> [What this task involves]: Collect each line containing "text".

Dataset records:

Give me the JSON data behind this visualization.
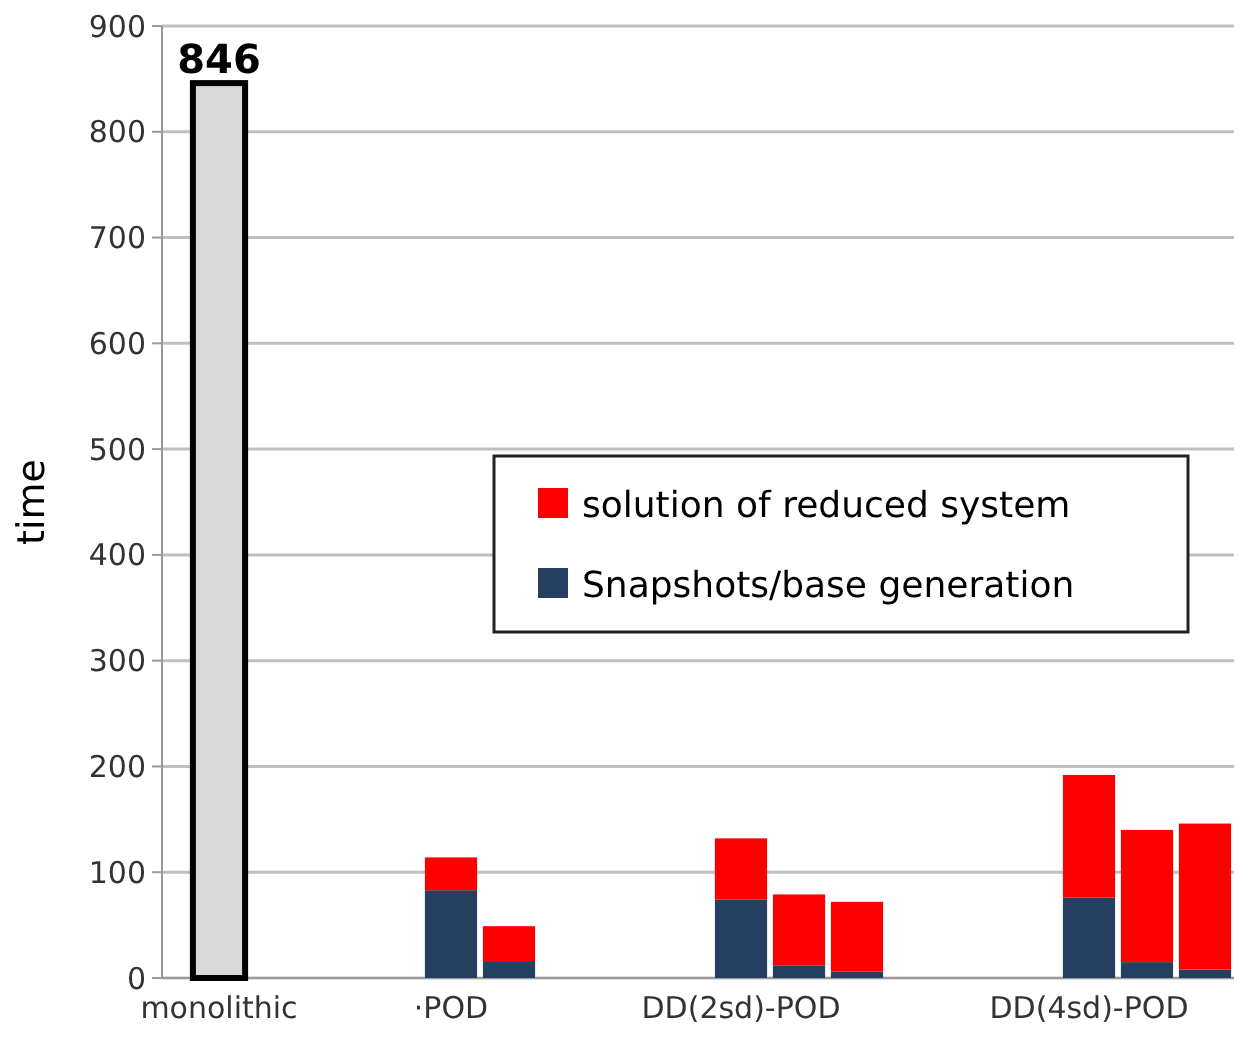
{
  "chart_data": {
    "type": "bar",
    "stacked": true,
    "ylabel": "time",
    "categories": [
      "monolithic",
      null,
      null,
      null,
      "·POD",
      null,
      null,
      null,
      null,
      "DD(2sd)-POD",
      null,
      null,
      null,
      null,
      null,
      "DD(4sd)-POD",
      null,
      null
    ],
    "series": [
      {
        "color": "#d9d9d9",
        "values": [
          846,
          null,
          null,
          null,
          null,
          null,
          null,
          null,
          null,
          null,
          null,
          null,
          null,
          null,
          null,
          null,
          null,
          null
        ],
        "value_labels": [
          "846",
          null,
          null,
          null,
          null,
          null,
          null,
          null,
          null,
          null,
          null,
          null,
          null,
          null,
          null,
          null,
          null,
          null
        ]
      },
      {
        "name": "Snapshots/base generation",
        "color": "#243f60",
        "values": [
          null,
          null,
          null,
          null,
          83,
          16,
          null,
          null,
          null,
          74,
          12,
          6,
          null,
          null,
          null,
          76,
          15,
          8
        ]
      },
      {
        "name": "solution of reduced system",
        "color": "#ff0000",
        "values": [
          null,
          null,
          null,
          null,
          31,
          33,
          null,
          null,
          null,
          58,
          67,
          66,
          null,
          null,
          null,
          116,
          125,
          138
        ]
      }
    ],
    "ylim": [
      0,
      900
    ],
    "yticks": [
      0,
      100,
      200,
      300,
      400,
      500,
      600,
      700,
      800,
      900
    ],
    "grid": "y",
    "legend": "right"
  }
}
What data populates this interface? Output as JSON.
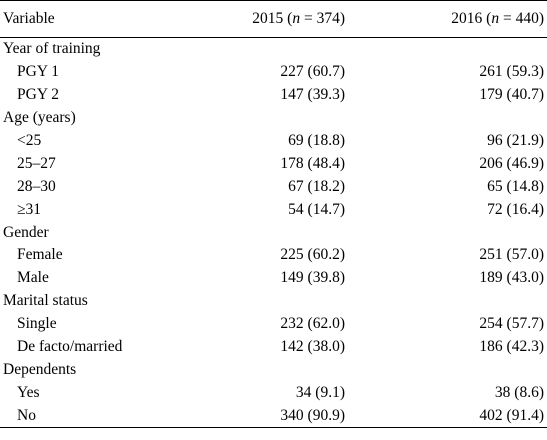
{
  "header": {
    "variable": "Variable",
    "col_2015_year": "2015 (",
    "col_2015_n": "n",
    "col_2015_rest": " = 374)",
    "col_2016_year": "2016 (",
    "col_2016_n": "n",
    "col_2016_rest": " = 440)"
  },
  "rows": [
    {
      "label": "Year of training",
      "type": "category",
      "v2015": "",
      "v2016": ""
    },
    {
      "label": "PGY 1",
      "type": "sub",
      "v2015": "227 (60.7)",
      "v2016": "261 (59.3)"
    },
    {
      "label": "PGY 2",
      "type": "sub",
      "v2015": "147 (39.3)",
      "v2016": "179 (40.7)"
    },
    {
      "label": "Age (years)",
      "type": "category",
      "v2015": "",
      "v2016": ""
    },
    {
      "label": "<25",
      "type": "sub",
      "v2015": "69 (18.8)",
      "v2016": "96 (21.9)"
    },
    {
      "label": "25–27",
      "type": "sub",
      "v2015": "178 (48.4)",
      "v2016": "206 (46.9)"
    },
    {
      "label": "28–30",
      "type": "sub",
      "v2015": "67 (18.2)",
      "v2016": "65 (14.8)"
    },
    {
      "label": "≥31",
      "type": "sub",
      "v2015": "54 (14.7)",
      "v2016": "72 (16.4)"
    },
    {
      "label": "Gender",
      "type": "category",
      "v2015": "",
      "v2016": ""
    },
    {
      "label": "Female",
      "type": "sub",
      "v2015": "225 (60.2)",
      "v2016": "251 (57.0)"
    },
    {
      "label": "Male",
      "type": "sub",
      "v2015": "149 (39.8)",
      "v2016": "189 (43.0)"
    },
    {
      "label": "Marital status",
      "type": "category",
      "v2015": "",
      "v2016": ""
    },
    {
      "label": "Single",
      "type": "sub",
      "v2015": "232 (62.0)",
      "v2016": "254 (57.7)"
    },
    {
      "label": "De facto/married",
      "type": "sub",
      "v2015": "142 (38.0)",
      "v2016": "186 (42.3)"
    },
    {
      "label": "Dependents",
      "type": "category",
      "v2015": "",
      "v2016": ""
    },
    {
      "label": "Yes",
      "type": "sub",
      "v2015": "34 (9.1)",
      "v2016": "38 (8.6)"
    },
    {
      "label": "No",
      "type": "sub",
      "v2015": "340 (90.9)",
      "v2016": "402 (91.4)"
    }
  ]
}
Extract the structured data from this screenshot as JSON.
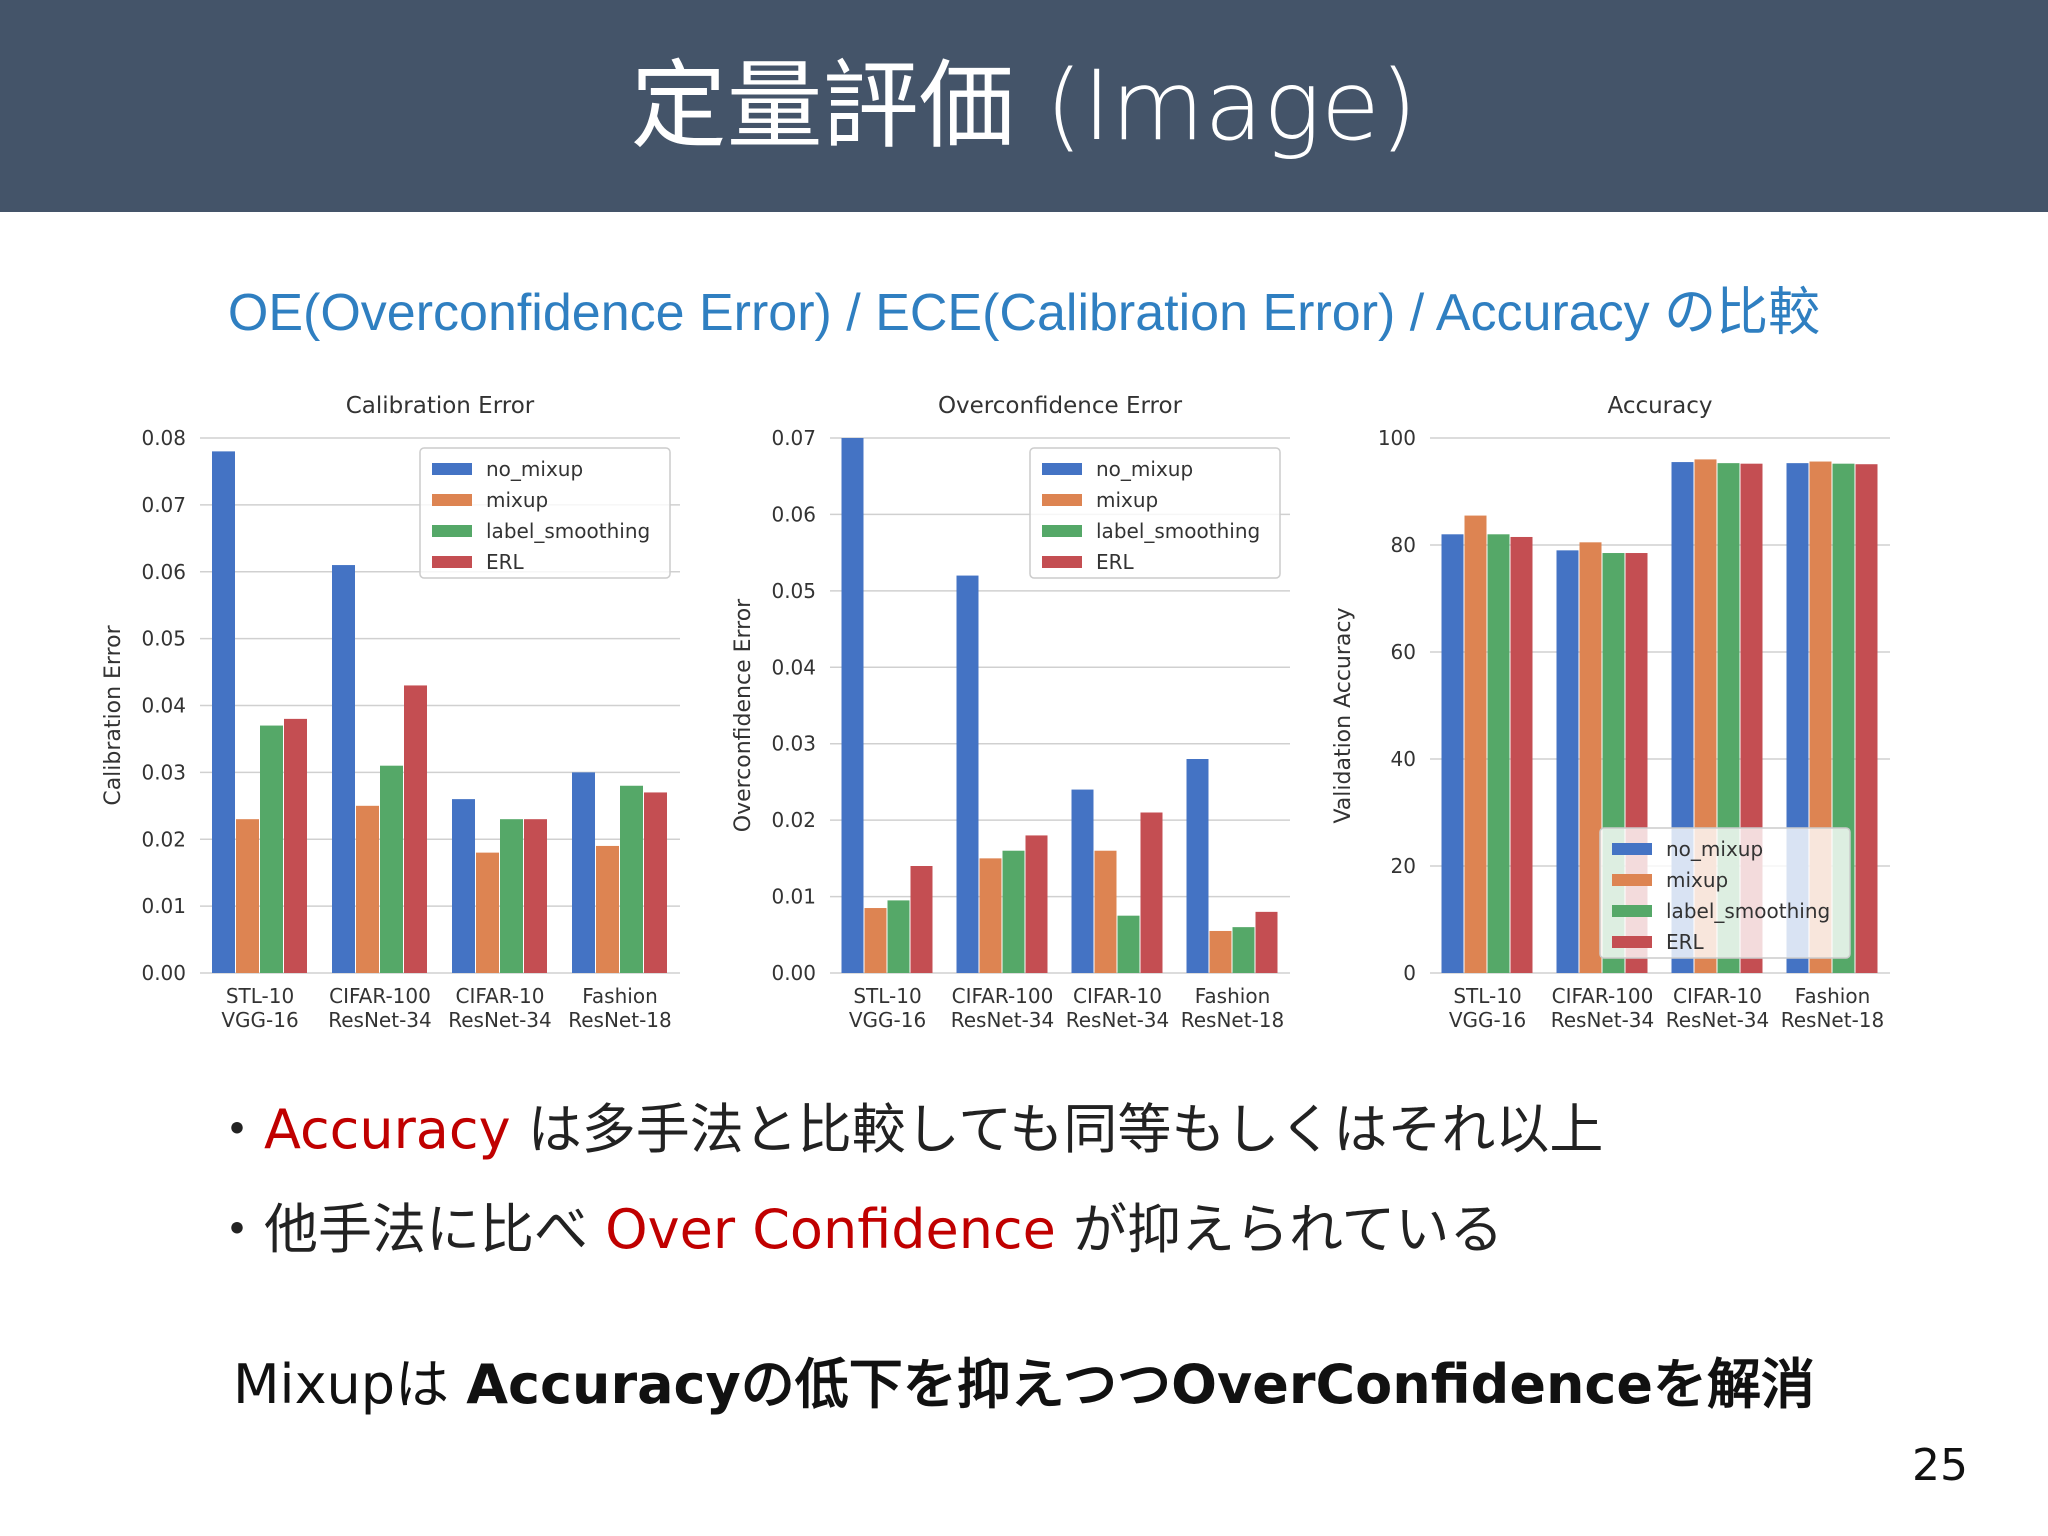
{
  "slide": {
    "title": "定量評価 (Image)",
    "subtitle": "OE(Overconfidence Error) / ECE(Calibration Error) /  Accuracy の比較",
    "page_number": "25"
  },
  "bullets": [
    {
      "prefix": "・",
      "highlight": "Accuracy",
      "text": " は多手法と比較しても同等もしくはそれ以上"
    },
    {
      "prefix": "・他手法に比べ ",
      "highlight": "Over Confidence",
      "text": " が抑えられている"
    }
  ],
  "conclusion": {
    "prefix": "Mixupは ",
    "bold": "Accuracyの低下を抑えつつOverConfidenceを解消"
  },
  "colors": {
    "header_bg": "#445469",
    "subtitle": "#2f7fc1",
    "highlight": "#c00000",
    "series": [
      "#4473c4",
      "#dd8452",
      "#55a868",
      "#c44e52"
    ]
  },
  "chart_data": [
    {
      "type": "bar",
      "title": "Calibration Error",
      "xlabel": "",
      "ylabel": "Calibration Error",
      "categories": [
        [
          "STL-10",
          "VGG-16"
        ],
        [
          "CIFAR-100",
          "ResNet-34"
        ],
        [
          "CIFAR-10",
          "ResNet-34"
        ],
        [
          "Fashion",
          "ResNet-18"
        ]
      ],
      "ylim": [
        0,
        0.08
      ],
      "yticks": [
        "0.00",
        "0.01",
        "0.02",
        "0.03",
        "0.04",
        "0.05",
        "0.06",
        "0.07",
        "0.08"
      ],
      "legend": "top-right",
      "grid": true,
      "series": [
        {
          "name": "no_mixup",
          "values": [
            0.078,
            0.061,
            0.026,
            0.03
          ]
        },
        {
          "name": "mixup",
          "values": [
            0.023,
            0.025,
            0.018,
            0.019
          ]
        },
        {
          "name": "label_smoothing",
          "values": [
            0.037,
            0.031,
            0.023,
            0.028
          ]
        },
        {
          "name": "ERL",
          "values": [
            0.038,
            0.043,
            0.023,
            0.027
          ]
        }
      ]
    },
    {
      "type": "bar",
      "title": "Overconfidence Error",
      "xlabel": "",
      "ylabel": "Overconfidence Error",
      "categories": [
        [
          "STL-10",
          "VGG-16"
        ],
        [
          "CIFAR-100",
          "ResNet-34"
        ],
        [
          "CIFAR-10",
          "ResNet-34"
        ],
        [
          "Fashion",
          "ResNet-18"
        ]
      ],
      "ylim": [
        0,
        0.07
      ],
      "yticks": [
        "0.00",
        "0.01",
        "0.02",
        "0.03",
        "0.04",
        "0.05",
        "0.06",
        "0.07"
      ],
      "legend": "top-right",
      "grid": true,
      "series": [
        {
          "name": "no_mixup",
          "values": [
            0.07,
            0.052,
            0.024,
            0.028
          ]
        },
        {
          "name": "mixup",
          "values": [
            0.0085,
            0.015,
            0.016,
            0.0055
          ]
        },
        {
          "name": "label_smoothing",
          "values": [
            0.0095,
            0.016,
            0.0075,
            0.006
          ]
        },
        {
          "name": "ERL",
          "values": [
            0.014,
            0.018,
            0.021,
            0.008
          ]
        }
      ]
    },
    {
      "type": "bar",
      "title": "Accuracy",
      "xlabel": "",
      "ylabel": "Validation Accuracy",
      "categories": [
        [
          "STL-10",
          "VGG-16"
        ],
        [
          "CIFAR-100",
          "ResNet-34"
        ],
        [
          "CIFAR-10",
          "ResNet-34"
        ],
        [
          "Fashion",
          "ResNet-18"
        ]
      ],
      "ylim": [
        0,
        100
      ],
      "yticks": [
        "0",
        "20",
        "40",
        "60",
        "80",
        "100"
      ],
      "legend": "bottom-right",
      "grid": true,
      "series": [
        {
          "name": "no_mixup",
          "values": [
            82,
            79,
            95.5,
            95.3
          ]
        },
        {
          "name": "mixup",
          "values": [
            85.5,
            80.5,
            96,
            95.6
          ]
        },
        {
          "name": "label_smoothing",
          "values": [
            82,
            78.5,
            95.3,
            95.2
          ]
        },
        {
          "name": "ERL",
          "values": [
            81.5,
            78.5,
            95.2,
            95.1
          ]
        }
      ]
    }
  ]
}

> [Task response]:
      "text": " は多手法と比較しても同等もしくはそれ以上"
      "text": " が抑えられている"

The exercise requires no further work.